◆ DATASET RECORDS
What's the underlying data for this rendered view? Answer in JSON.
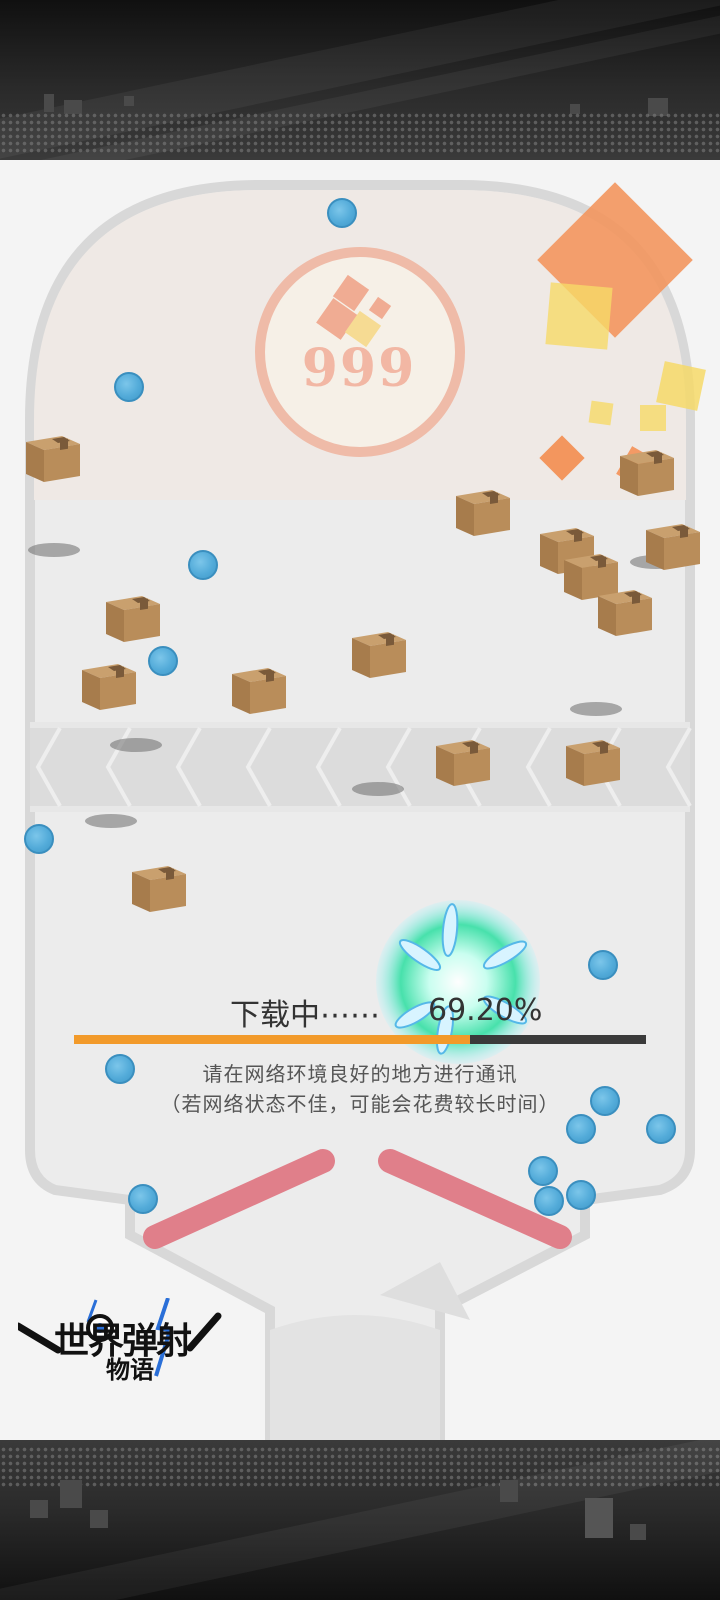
{
  "score": "999",
  "download": {
    "label": "下载中⋯⋯",
    "percent_text": "69.20%",
    "progress": 0.692
  },
  "notice": {
    "line1": "请在网络环境良好的地方进行通讯",
    "line2": "（若网络状态不佳，可能会花费较长时间）"
  },
  "logo": {
    "title": "世界弹射",
    "subtitle": "物语"
  },
  "colors": {
    "progress_fill": "#f29a2a",
    "progress_track": "#3a3a3a",
    "ball": "#53abd9",
    "flipper": "#e07f8a",
    "score_ring": "#f0b7a2"
  }
}
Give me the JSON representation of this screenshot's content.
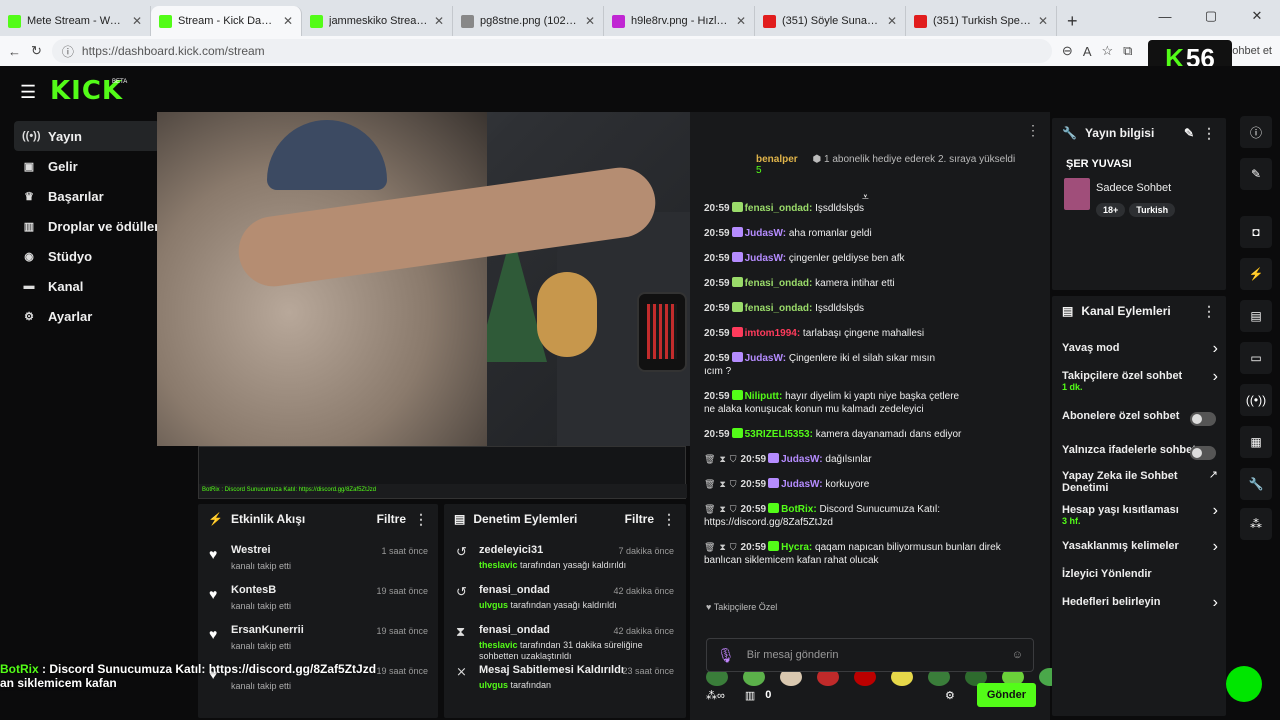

◆ TASK
Without the pictures, extract every entry verbatim.

◆ EXERCISE SOLUTION
What's the underlying data for this rendered view? Answer in JSON.
{
  "score": "999",
  "download": {
    "label": "下载中⋯⋯",
    "percent_text": "69.20%",
    "progress": 0.692
  },
  "notice": {
    "line1": "请在网络环境良好的地方进行通讯",
    "line2": "（若网络状态不佳，可能会花费较长时间）"
  },
  "logo": {
    "title": "世界弹射",
    "subtitle": "物语"
  },
  "colors": {
    "progress_fill": "#f29a2a",
    "progress_track": "#3a3a3a",
    "ball": "#53abd9",
    "flipper": "#e07f8a",
    "score_ring": "#f0b7a2"
  }
}
Give me the JSON representation of this screenshot's content.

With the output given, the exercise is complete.